:: What to work on ::
Identify and copy all lines of the material where the string "Commentary" is found.

..............................

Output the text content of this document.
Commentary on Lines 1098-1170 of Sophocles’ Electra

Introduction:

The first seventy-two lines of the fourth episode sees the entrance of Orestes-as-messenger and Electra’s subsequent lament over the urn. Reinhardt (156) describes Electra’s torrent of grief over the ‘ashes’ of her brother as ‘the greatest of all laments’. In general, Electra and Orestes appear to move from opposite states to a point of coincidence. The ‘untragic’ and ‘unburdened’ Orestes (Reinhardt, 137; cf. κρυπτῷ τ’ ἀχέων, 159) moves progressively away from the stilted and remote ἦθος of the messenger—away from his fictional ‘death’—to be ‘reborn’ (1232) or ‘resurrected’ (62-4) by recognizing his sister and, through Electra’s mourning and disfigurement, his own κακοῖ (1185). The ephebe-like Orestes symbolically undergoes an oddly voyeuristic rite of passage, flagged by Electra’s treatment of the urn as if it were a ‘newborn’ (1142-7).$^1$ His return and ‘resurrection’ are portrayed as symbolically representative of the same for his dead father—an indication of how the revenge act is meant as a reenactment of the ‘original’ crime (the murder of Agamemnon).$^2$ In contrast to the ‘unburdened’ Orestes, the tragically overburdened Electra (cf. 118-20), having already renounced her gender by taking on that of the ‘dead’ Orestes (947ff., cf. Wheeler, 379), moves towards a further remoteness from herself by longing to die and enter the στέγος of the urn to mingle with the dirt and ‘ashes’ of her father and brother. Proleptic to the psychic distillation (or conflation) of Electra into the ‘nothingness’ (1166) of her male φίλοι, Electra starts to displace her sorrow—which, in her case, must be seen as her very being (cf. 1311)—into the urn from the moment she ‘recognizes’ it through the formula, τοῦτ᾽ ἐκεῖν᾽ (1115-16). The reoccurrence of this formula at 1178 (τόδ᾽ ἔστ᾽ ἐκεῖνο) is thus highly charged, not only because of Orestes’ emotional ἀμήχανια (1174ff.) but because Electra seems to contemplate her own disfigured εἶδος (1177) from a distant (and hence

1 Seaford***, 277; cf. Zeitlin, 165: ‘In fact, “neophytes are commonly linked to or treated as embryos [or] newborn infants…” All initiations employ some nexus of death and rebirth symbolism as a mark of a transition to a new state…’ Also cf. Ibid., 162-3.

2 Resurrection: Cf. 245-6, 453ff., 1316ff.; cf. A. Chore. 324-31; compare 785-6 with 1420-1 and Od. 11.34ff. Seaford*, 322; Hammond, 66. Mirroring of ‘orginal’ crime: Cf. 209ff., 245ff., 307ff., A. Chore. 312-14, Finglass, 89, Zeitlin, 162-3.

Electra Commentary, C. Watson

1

..............................

:: Answer in full ::
Commentary on Lines 1098-1170 of Sophocles’ Electra
Electra Commentary, C. Watson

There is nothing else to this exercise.